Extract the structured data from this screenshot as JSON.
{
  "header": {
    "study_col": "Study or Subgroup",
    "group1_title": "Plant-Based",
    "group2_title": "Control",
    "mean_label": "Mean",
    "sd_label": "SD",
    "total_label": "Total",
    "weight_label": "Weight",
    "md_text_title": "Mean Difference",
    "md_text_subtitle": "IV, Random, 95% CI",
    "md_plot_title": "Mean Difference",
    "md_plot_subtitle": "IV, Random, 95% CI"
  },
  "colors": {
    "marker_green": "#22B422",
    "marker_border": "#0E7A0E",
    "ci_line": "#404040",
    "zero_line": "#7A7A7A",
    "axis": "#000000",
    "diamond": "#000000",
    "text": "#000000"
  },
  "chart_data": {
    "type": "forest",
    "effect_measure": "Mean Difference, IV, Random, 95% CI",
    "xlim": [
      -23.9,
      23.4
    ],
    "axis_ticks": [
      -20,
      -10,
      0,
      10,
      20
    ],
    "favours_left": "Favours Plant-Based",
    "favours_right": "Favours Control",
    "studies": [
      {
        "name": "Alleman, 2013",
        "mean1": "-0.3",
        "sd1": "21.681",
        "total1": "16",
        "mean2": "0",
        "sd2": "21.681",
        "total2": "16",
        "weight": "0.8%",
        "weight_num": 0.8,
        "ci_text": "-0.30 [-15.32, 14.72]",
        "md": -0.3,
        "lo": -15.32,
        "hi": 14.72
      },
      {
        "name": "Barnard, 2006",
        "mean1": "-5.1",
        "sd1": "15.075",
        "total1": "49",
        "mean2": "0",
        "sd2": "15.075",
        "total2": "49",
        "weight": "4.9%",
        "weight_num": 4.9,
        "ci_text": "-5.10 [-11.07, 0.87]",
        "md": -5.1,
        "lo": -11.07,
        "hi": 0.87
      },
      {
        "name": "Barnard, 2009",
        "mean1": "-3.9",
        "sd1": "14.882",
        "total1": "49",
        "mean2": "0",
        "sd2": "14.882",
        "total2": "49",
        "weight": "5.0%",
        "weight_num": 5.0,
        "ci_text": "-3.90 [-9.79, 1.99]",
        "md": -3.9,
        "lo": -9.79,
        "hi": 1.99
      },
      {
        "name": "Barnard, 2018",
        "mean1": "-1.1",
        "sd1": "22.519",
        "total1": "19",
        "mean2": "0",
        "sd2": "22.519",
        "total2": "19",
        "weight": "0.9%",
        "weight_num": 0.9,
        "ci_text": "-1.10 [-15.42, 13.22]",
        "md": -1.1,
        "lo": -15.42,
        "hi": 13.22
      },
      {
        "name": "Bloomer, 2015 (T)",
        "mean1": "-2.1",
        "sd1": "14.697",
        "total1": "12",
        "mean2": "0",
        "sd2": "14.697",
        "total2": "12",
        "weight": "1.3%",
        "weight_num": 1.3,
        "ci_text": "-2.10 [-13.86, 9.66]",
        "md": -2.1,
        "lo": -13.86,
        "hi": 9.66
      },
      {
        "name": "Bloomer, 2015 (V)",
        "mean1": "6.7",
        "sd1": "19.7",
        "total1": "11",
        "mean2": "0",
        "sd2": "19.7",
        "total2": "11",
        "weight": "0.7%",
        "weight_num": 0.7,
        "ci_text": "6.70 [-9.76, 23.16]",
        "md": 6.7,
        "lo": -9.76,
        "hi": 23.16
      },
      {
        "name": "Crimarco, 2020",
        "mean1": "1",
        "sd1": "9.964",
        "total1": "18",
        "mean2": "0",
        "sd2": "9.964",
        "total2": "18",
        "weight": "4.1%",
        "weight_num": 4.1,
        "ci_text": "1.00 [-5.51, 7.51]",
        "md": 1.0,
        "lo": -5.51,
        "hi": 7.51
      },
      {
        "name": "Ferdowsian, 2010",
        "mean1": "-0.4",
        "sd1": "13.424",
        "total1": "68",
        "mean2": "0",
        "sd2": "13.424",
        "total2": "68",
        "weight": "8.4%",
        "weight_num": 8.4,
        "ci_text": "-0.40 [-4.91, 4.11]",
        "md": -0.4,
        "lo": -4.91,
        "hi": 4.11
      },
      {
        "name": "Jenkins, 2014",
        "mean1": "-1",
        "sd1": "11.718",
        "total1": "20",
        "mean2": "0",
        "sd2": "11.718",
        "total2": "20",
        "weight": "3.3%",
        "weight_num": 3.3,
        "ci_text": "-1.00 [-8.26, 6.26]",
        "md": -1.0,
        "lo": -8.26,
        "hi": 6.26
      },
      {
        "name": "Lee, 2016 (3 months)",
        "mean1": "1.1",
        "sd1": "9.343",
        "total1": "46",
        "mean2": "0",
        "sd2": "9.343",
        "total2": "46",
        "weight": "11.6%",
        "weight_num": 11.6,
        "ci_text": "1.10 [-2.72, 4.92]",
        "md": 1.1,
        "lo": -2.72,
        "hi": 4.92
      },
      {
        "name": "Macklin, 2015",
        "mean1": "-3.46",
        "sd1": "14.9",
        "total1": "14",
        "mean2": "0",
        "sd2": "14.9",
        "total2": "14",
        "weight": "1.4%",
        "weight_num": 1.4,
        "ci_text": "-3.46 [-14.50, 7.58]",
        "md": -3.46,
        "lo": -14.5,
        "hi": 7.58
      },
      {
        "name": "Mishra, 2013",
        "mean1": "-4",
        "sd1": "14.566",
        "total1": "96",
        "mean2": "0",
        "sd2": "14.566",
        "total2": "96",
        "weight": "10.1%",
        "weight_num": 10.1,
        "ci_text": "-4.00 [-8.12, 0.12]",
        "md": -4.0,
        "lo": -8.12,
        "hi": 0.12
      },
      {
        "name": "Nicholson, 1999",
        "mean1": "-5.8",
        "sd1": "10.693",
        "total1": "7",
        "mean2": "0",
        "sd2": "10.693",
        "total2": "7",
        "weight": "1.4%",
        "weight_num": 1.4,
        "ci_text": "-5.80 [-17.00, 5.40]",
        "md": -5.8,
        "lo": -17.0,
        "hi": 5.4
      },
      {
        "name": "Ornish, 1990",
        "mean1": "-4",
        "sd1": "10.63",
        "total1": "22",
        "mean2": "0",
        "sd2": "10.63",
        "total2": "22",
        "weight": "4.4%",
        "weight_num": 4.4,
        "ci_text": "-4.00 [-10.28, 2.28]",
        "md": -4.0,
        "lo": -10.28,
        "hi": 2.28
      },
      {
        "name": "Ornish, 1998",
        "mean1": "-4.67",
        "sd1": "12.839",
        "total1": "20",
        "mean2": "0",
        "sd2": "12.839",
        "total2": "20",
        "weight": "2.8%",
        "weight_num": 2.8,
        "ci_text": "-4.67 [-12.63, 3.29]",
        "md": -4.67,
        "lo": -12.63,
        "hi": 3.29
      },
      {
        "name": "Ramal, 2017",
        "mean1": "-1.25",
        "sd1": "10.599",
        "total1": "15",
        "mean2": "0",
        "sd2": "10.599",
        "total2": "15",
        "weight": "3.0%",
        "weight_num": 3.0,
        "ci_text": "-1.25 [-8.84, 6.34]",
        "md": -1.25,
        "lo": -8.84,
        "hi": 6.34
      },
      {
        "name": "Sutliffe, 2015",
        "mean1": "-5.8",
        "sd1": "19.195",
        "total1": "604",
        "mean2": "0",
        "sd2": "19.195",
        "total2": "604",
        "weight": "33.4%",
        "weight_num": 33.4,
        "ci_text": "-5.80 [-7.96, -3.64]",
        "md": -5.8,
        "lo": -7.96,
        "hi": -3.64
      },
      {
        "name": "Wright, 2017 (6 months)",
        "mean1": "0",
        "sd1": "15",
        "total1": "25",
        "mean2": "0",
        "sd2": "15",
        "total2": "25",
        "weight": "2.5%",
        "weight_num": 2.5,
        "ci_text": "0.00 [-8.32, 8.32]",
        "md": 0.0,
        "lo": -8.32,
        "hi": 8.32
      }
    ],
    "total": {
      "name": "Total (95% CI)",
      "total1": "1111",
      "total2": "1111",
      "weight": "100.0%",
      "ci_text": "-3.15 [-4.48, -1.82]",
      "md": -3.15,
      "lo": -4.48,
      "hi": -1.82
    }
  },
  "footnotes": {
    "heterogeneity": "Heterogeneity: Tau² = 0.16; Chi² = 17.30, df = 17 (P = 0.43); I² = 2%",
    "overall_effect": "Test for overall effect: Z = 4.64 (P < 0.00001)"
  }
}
——
CHALLENGE: Check every line of the records above for the string "Barnard" and say how many contain it, giving the number alone.

IN RESPONSE: 3